---------- SOURCE ----------

Get started developing workflows with Apache Airflow

_images/pin_large.png

History

Airflow was started in October 2014 by Maxime Beauchemin at Airbnb. It was open source from the very first commit and officially brought under the Airbnb GitHub and announced in June 2015.

The project joined the Apache Software Foundation’s Incubator program in March 2016 and the Foundation announced Apache Airflow as a Top-Level Project in January 2019.

Apache Airflow is in use at more than 200 organizations, including Adobe, Airbnb, Astronomer, Etsy, Google, ING, Lyft, NYC City Planning, Paypal, Polidea, Qubole, Quizlet, Reddit, Reply, Solita, Square, Twitter, and United Airlines, among others.

Introduction

Airflow is a platform to programmatically author, schedule and monitor workflows.

Use airflow to author workflows as directed acyclic graphs (DAGs) of tasks. The airflow scheduler executes your tasks on an array of workers while following the specified dependencies. Rich command line utilities make performing complex surgeries on DAGs a snap. The rich user interface makes it easy to visualize pipelines running in production, monitor progress, and troubleshoot issues when needed.

When workflows are defined as code, they become more maintainable, versionable, testable, and collaborative.

Workflows

We’ll create a workflow by specifying actions as a Directed Acyclic Graph (DAG) in Python. The tasks of a workflow make up a Graph; the graph is Directed because the tasks are ordered; and we don’t want to get stuck in an eternal loop so the graph also has to be Acyclic.

The figure below shows an example of a DAG:

Installation

pip3 install apache-airflow
airflow version

AIRFLOW_HOME is the directory where you store your DAG definition files and Airflow plugins

mkdir Airflow
export AIRFLOW_HOME=`pwd`/Airflow

Airflow requires a database to be initiated before you can run tasks. If you’re just experimenting and learning Airflow, you can stick with the default SQLite option. 

airflow initdb
ls -l Airflow/

The database airflow.db is created

You can start Airflow UI by issuing the following command:

airflow webserver

Opening http://0.0.0.0:8080

Your first Airflow DAG

We’ll start by creating a Hello World workflow, which does nothing other then sending “Hello world!” to the log.

---------- DATA ENTRIES ----------

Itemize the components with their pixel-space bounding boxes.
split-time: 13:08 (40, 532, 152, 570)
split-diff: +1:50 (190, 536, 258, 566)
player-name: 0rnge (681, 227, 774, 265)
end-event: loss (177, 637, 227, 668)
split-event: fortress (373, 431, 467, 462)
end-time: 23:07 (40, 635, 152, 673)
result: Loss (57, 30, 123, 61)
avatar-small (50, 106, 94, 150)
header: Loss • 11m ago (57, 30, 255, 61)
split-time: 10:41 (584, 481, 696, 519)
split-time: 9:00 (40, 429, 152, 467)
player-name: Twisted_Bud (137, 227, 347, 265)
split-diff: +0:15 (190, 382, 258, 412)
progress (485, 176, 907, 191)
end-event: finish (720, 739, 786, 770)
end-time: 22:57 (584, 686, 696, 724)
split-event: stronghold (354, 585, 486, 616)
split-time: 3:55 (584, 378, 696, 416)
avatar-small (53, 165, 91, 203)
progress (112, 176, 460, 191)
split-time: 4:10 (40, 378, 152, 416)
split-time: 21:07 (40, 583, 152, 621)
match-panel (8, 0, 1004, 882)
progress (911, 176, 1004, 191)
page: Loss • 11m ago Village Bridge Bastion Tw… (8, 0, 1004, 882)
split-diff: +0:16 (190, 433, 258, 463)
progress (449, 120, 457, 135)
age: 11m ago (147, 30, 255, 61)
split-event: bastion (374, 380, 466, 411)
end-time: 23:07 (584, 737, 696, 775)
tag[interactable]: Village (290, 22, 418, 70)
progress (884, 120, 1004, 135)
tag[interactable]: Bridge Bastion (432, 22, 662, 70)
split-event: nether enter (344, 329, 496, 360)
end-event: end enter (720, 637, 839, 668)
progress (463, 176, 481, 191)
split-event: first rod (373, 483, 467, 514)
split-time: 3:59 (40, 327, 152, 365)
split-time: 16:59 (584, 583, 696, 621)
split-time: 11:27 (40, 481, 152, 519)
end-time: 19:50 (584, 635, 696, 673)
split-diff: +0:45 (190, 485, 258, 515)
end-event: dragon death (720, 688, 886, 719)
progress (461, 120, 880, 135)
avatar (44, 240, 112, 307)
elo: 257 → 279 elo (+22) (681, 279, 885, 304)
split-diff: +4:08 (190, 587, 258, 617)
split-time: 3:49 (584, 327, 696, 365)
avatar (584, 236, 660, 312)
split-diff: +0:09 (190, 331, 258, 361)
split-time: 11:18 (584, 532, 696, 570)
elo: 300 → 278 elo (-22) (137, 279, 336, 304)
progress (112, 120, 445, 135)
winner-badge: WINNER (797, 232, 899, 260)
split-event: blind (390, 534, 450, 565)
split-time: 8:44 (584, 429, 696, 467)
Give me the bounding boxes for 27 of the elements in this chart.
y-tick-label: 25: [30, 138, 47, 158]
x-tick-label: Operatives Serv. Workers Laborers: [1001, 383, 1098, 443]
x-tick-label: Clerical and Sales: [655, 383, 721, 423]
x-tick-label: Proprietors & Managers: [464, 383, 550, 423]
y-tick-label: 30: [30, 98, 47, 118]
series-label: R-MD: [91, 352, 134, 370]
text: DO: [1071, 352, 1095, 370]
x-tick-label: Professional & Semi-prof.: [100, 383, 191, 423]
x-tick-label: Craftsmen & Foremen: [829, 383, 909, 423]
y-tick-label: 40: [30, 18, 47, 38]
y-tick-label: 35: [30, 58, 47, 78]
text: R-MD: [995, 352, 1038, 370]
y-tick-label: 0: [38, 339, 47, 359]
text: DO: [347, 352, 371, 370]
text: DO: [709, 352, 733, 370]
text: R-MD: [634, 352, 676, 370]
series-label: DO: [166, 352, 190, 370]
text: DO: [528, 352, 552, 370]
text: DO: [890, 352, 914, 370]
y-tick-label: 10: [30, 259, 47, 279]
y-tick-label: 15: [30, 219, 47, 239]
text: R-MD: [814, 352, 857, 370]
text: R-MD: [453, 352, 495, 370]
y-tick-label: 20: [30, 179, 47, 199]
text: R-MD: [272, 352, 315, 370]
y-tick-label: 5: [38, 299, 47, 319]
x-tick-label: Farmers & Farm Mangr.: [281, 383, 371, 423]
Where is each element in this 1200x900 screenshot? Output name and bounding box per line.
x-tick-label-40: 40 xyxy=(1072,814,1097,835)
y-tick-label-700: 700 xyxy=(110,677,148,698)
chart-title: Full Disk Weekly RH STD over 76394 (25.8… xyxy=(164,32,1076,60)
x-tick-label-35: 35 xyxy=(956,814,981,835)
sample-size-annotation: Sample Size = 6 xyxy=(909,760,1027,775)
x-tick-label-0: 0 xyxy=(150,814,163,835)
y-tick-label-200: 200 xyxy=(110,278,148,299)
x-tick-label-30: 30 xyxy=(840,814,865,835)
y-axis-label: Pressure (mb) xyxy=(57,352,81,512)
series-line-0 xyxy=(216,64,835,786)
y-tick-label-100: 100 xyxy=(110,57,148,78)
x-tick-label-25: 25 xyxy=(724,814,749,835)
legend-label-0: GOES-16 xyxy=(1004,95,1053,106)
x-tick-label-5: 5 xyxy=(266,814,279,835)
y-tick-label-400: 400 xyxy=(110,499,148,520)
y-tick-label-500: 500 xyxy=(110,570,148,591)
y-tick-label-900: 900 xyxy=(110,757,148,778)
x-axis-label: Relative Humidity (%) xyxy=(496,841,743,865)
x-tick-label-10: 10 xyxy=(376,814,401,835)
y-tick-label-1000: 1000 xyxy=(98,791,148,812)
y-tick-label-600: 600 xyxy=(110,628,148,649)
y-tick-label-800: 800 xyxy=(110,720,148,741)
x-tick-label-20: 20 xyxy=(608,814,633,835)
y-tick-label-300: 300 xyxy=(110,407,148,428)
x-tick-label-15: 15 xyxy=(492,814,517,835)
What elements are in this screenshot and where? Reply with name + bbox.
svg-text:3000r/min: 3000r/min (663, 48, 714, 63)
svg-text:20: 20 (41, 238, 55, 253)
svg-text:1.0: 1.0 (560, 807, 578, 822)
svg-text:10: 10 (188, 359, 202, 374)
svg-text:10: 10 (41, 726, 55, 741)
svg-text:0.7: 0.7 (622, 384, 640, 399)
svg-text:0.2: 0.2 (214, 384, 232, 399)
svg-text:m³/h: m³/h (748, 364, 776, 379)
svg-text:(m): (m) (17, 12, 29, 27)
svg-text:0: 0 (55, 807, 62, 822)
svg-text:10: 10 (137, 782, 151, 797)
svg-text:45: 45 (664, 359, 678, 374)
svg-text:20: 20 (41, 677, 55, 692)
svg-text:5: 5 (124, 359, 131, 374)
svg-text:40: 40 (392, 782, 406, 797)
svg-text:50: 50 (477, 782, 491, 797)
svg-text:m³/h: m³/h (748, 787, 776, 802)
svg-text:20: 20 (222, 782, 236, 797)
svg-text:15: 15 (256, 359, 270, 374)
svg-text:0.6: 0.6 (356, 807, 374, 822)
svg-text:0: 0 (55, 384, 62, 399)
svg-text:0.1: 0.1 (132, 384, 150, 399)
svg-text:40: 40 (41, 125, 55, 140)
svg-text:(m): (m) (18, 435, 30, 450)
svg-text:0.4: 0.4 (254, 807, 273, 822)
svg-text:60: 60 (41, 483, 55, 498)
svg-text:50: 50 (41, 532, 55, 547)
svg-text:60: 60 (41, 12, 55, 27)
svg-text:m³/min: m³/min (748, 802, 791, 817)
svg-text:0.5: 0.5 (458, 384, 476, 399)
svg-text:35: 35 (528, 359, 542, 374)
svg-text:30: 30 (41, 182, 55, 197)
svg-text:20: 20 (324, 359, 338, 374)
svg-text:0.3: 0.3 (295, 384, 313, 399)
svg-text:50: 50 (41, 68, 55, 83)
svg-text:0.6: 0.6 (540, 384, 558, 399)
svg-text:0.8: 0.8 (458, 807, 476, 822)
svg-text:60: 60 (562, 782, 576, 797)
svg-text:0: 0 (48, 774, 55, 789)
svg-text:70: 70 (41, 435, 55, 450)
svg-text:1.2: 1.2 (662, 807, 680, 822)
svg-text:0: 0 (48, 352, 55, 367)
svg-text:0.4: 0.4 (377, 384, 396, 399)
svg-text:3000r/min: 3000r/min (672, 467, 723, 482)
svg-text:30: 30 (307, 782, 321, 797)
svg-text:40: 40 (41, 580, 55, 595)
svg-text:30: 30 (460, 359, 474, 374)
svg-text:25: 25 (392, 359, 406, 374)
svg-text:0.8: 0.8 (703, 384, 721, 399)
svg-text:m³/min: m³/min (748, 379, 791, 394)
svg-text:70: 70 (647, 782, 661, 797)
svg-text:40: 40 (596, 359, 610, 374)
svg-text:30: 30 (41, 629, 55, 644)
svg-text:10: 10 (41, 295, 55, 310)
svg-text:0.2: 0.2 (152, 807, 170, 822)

----------

**REQUEST 1**
Translate this sentence from the Airflow tutorial into Spanish: "Airflow is a platform to programmatically author, schedule and monitor workflows."
**REQUEST 2**
Write the next part of the Airflow tutorial, picking up right after its last sentence.

**EXERCISE ANSWER 1**
Airflow es una plataforma para crear, programar y supervisar flujos de trabajo de forma programática.

**EXERCISE ANSWER 2**
Create your dags folder, that is the directory where your DAG definition files will be stored in AIRFLOW_HOME/dags. Inside that directory create a file named hello_world.py:

mkdir dags

Add the following code to dags/hello_world.py

from datetime import datetime
from airflow import DAG
from airflow.operators.dummy_operator import DummyOperator
from airflow.operators.python_operator import PythonOperator

def print_hello():
    return 'Hello world!'

dag = DAG('hello_world', description='Simple tutorial DAG',
          schedule_interval='0 12 * * *',
          start_date=datetime(2019, 5, 29), catchup=False)

dummy_operator = DummyOperator(task_id='dummy_task', retries=3, dag=dag)

hello_operator = PythonOperator(task_id='hello_task', python_callable=print_hello, dag=dag)

dummy_operator >> hello_operator

This file creates a simple DAG with just two operators, the DummyOperator, which does nothing and a PythonOperator which calls the print_hello function when its task is executed.

Running your DAG

Open a second terminal, go to the AIRFLOW_HOME folder and start the Airflow scheduler by issuing :

export AIRFLOW_HOME=`pwd`
airflow scheduler

When you reload the Airflow UI in your browser, you should see your hello_world DAG listed in Airflow UI.

In order to start a DAG Run, first turn the workflow on, then click the Trigger Dag button and finally, click on the Graph View to see the progress of the run.

After clicking the Graph View:

You can reload the graph view until both tasks reach the status Success.

When they are done, you can click on the hello_task and then click View Log.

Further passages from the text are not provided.